WORK REQUEST: Extend the discussion thread reacting to Firefox's statement about halting its ad experience, picking up after its final comment.

> Thank you for reaching out with your concern. Firefox is committed to creating an online experience that puts people first, as such we quickly stopped running the ad experience, and are reviewing internally.
I’m always glad that PR people can’t help but speak in such inhuman language that makes it obvious that it’s not a real sentiment but just part of the play.
"Stopped running the ad experience" tells me the kind of language they've been using internally to describe projects like this, and it is not language that I'm okay with from Mozilla. Using the toxic language in the retraction doesn't breed confidence that they really understand what the error was.
Then you are either a fool or extremely naive. The statement they made actually says "we expected the frog to be more used to the heat by now and will try again later when it is".
> Firefox is committed to creating an online experience that puts people first, as such we quickly stopped running the ad experience, and are reviewing internally.
Should read as:
> Oops, we got caught again doing stuff that our core users don't like. Let us remove this until we find a better way to make you angry
> Firefox is committed to creating an online experience that puts people first
This phrase is approaching a Betteridge's law level tell for who’s at the wheel - nobody needs to insist they’re putting people first unless it’s really obvious they’re not.
“My corporate doublespeak has a lot of people asking questions already answered by my corporate doublespeak.”
> Firefox is committed to creating an online experience that puts people first, as such we quickly stopped running the ad experience, and are reviewing internally.
That says to me that Firefox is aware the ad experience did not put people first, and that Firefox broke their commitment. They are discussing internally how this was allowed to happen.
Is there a single normal human being outside a corporate environment that would even talk about an "ad experience"? Ads by definition do not put people first, putting ads over unrelated content in your app is definitionally user hostile, and nobody in any context outside an advertising department would ever think otherwise. To even get to the point where you're having to assert your 'people first' bonafides over something so transparently anti-people requires the kind of utter blindness to the entirely of the human experience that can only occur in an organization who's priorities absolutely put ads in front of people.
Absolutely not. Advertisements are a malignant cancer of capitalism, and will show up anywhere they are allowed or encouraged. And in a short time, they will crowd out human voices to the fake voice of "buy this shit"... And soon, even those fake voices are crowded out by louder signs of "buy this shit".

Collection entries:

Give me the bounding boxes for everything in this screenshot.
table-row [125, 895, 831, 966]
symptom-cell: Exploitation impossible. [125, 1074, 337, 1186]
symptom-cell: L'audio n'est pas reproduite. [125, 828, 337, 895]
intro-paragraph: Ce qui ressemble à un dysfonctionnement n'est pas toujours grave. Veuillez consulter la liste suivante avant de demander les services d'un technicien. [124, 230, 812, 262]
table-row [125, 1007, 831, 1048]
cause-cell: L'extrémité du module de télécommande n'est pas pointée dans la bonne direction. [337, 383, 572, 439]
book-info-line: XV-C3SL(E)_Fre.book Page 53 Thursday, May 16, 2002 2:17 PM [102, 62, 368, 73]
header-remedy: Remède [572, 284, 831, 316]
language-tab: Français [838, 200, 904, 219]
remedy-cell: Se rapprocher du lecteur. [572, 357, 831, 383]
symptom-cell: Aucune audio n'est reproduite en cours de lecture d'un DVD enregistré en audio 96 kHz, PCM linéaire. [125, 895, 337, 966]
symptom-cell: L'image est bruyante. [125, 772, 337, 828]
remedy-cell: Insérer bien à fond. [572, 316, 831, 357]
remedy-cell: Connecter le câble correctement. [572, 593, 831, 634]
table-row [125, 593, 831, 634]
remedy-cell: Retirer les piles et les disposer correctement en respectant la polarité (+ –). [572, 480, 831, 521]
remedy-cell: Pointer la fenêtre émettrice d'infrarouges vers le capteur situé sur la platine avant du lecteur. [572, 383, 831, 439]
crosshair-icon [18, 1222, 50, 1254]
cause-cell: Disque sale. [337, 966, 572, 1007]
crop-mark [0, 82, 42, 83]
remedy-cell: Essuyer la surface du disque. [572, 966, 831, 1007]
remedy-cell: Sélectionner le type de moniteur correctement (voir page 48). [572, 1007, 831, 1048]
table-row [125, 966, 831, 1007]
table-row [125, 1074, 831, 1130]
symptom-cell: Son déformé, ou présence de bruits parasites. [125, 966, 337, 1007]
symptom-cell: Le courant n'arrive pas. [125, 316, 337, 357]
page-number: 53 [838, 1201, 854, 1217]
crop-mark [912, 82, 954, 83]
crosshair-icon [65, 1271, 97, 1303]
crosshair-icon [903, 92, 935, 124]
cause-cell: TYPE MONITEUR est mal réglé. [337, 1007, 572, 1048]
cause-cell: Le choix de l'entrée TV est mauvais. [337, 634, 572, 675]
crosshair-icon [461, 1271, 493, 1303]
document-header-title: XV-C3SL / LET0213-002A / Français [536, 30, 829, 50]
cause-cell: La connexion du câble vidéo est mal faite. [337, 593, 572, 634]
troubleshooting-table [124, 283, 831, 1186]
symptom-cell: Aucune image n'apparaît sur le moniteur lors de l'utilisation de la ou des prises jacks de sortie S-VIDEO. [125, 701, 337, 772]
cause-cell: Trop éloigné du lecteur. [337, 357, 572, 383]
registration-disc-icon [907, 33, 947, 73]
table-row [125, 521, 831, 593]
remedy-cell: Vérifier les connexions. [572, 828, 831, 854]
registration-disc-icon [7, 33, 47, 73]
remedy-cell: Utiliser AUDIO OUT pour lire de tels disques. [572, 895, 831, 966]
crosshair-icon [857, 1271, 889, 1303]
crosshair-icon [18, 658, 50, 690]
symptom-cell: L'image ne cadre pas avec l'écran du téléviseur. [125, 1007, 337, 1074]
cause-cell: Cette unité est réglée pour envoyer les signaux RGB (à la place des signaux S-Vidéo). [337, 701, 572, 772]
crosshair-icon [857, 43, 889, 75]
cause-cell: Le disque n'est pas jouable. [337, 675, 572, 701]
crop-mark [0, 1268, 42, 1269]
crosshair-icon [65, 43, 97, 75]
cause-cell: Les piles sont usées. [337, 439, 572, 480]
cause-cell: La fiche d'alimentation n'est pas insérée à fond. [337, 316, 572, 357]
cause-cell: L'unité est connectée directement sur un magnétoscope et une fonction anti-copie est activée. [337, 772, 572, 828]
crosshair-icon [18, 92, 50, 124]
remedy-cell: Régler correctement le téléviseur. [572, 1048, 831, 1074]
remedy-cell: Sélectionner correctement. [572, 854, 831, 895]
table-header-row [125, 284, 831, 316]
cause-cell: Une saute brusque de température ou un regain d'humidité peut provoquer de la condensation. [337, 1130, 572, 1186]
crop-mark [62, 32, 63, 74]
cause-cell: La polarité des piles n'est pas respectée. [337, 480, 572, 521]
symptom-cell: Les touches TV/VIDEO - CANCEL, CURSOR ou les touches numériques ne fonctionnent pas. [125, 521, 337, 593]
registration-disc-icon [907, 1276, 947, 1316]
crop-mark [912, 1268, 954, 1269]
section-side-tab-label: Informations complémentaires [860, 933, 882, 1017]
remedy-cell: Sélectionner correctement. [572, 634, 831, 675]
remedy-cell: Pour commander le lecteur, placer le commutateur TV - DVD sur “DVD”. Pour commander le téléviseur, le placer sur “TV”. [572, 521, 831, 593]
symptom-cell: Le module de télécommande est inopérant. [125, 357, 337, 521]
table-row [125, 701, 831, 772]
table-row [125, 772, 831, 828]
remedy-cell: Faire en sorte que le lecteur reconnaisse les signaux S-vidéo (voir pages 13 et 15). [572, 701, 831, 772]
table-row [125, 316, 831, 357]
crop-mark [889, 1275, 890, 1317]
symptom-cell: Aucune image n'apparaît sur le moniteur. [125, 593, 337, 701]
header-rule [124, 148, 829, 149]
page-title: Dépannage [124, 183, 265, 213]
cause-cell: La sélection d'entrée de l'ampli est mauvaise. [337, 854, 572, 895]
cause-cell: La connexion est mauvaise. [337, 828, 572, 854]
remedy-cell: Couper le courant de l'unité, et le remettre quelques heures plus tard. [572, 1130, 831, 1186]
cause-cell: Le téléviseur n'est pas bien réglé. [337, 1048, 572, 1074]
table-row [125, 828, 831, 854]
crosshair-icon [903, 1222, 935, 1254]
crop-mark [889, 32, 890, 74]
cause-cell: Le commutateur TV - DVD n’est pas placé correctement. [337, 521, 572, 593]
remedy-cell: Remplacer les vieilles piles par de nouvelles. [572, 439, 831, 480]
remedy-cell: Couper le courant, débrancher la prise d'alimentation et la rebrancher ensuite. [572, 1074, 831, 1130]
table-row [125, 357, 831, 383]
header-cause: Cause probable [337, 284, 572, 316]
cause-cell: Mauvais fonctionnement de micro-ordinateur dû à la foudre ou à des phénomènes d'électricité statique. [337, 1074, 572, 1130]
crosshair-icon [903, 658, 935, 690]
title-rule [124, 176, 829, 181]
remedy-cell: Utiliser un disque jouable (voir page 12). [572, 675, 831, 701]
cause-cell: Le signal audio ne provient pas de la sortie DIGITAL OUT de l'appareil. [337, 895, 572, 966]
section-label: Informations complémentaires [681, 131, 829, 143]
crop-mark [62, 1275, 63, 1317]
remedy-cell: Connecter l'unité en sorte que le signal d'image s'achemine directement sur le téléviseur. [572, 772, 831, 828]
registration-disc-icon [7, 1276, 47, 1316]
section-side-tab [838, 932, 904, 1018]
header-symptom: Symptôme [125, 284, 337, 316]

SOLVED EXERCISE:
There is no ethical advertisement. At the root of advertisements are intentional psychological engineering used to manipulate people.
I am rather belligerently anti-ad, but when I sit quietly to contemplate alternatives I must admit that in certain limited contexts, I found advertising incredibly useful in the [relatively] distant past: I would pick up the computer paper specifically for the ads, as they provided the cost lists for items sold by the various vendors on College St (Toronto), and without them such information was essentially unattainable. There were also occasions when Google's original search-relevant text ads were exceptionally welcome.
Given that there has been a context previously where it was welcome, there may well be contemporaneous contexts where ads could exist in harmony with independently motivated user objectives. Basically all of what I see today, though, ain't it.
I'm guessing that you don't like capitalism and believe humans can actually have a nice egalitarian non-capitalistic society where everyone shares across the entire planet?
This rule doesn't hold in general though... eg. "putting the customer first" is code for treating employees as interchangeable cogs without any voice. But it does mean that they are actually putting the customer ahead of employees.
They are certainly putting people first --- those people being precisely the bastards who came up with this crap.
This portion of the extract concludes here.